Goal
Locate each line of the material that contains "text", then return it.

#####

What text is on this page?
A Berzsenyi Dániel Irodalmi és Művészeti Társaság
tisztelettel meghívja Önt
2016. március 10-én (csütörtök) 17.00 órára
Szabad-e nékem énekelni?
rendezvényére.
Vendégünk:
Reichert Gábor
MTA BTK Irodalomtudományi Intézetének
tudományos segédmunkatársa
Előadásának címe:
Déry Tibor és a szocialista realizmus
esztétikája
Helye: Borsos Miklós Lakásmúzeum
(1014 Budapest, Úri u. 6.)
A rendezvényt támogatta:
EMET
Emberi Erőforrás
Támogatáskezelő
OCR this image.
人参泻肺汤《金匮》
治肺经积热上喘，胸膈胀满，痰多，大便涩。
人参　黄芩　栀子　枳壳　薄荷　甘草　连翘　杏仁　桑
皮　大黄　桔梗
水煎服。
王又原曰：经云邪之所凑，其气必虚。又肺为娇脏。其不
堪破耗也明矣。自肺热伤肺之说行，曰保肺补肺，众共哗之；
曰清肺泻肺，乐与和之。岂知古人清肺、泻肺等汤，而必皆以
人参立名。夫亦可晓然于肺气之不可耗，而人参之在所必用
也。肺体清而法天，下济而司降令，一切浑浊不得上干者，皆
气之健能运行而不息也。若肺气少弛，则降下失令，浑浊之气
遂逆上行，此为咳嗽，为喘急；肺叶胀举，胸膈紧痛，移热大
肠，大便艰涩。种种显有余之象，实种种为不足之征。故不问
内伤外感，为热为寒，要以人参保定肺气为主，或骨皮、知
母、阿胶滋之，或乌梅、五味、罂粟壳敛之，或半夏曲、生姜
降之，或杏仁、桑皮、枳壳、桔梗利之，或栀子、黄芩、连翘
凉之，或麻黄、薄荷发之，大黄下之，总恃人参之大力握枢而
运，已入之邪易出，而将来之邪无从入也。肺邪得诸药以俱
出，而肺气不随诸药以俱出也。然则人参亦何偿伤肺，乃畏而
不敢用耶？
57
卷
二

#####

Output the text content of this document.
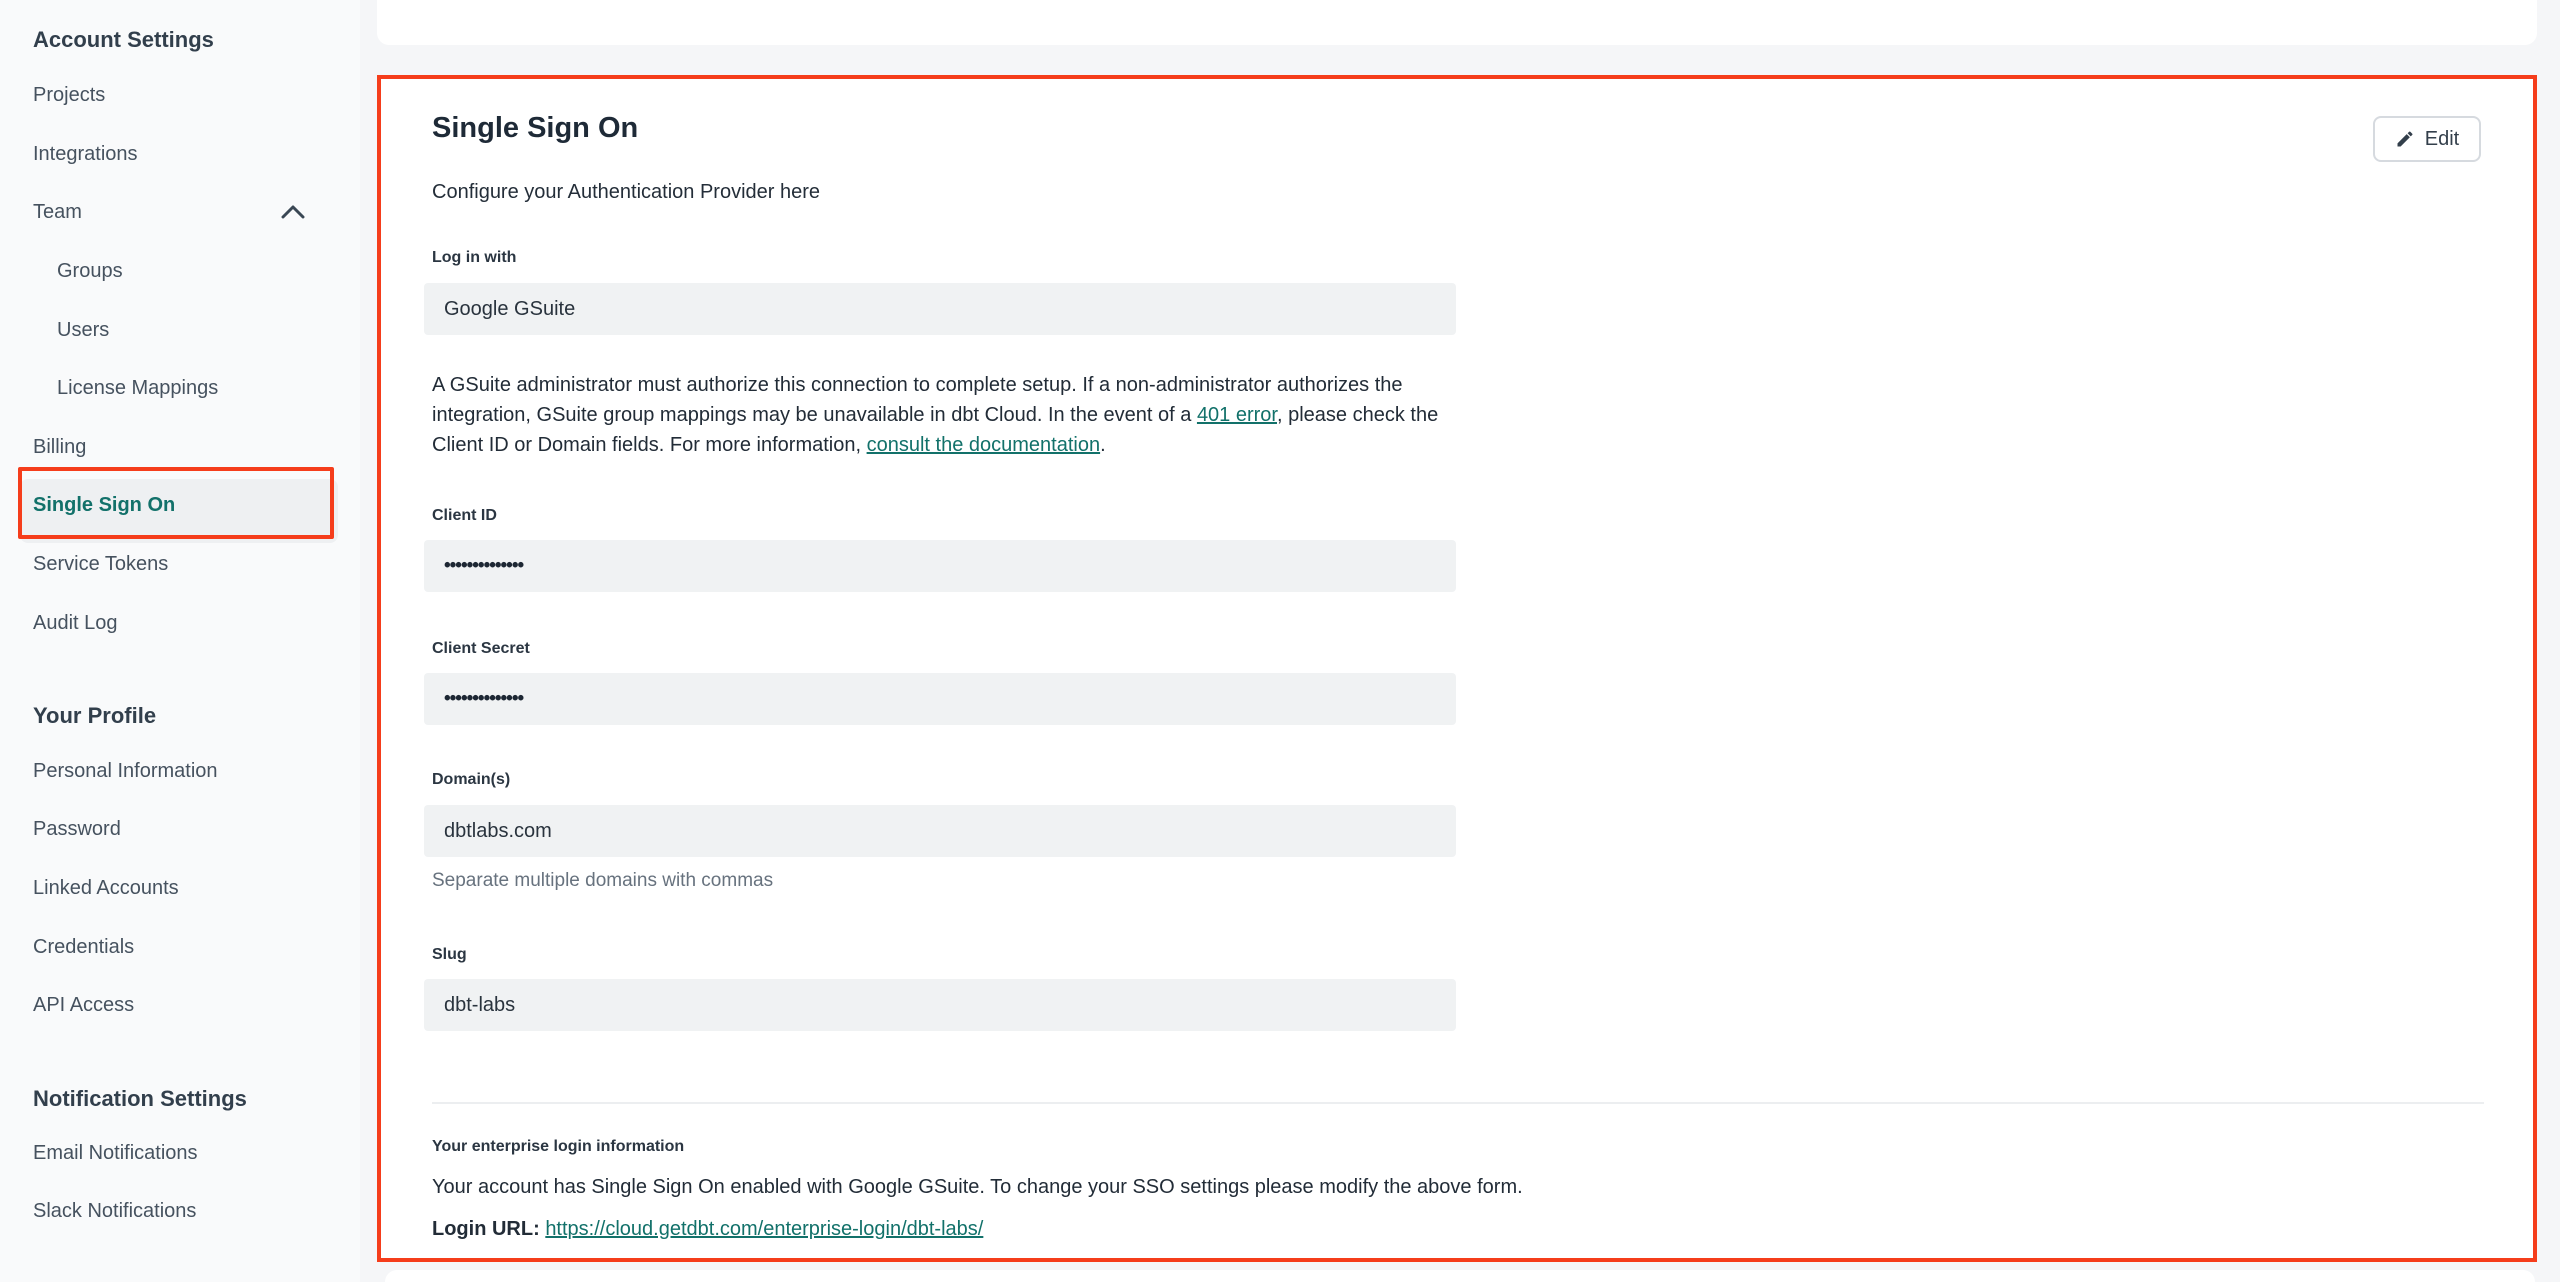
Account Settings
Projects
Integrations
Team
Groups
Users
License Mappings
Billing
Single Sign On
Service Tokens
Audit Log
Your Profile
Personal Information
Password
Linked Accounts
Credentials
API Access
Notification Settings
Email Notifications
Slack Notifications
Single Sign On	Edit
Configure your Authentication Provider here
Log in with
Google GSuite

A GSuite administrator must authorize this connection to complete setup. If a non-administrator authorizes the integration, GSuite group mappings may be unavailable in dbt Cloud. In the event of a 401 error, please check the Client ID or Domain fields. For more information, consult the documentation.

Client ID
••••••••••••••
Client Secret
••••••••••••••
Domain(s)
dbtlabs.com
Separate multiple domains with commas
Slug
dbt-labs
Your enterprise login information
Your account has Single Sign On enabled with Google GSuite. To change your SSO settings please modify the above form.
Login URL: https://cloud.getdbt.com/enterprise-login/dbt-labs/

#####

Final result
What text is on this page?
Output the text content of this document.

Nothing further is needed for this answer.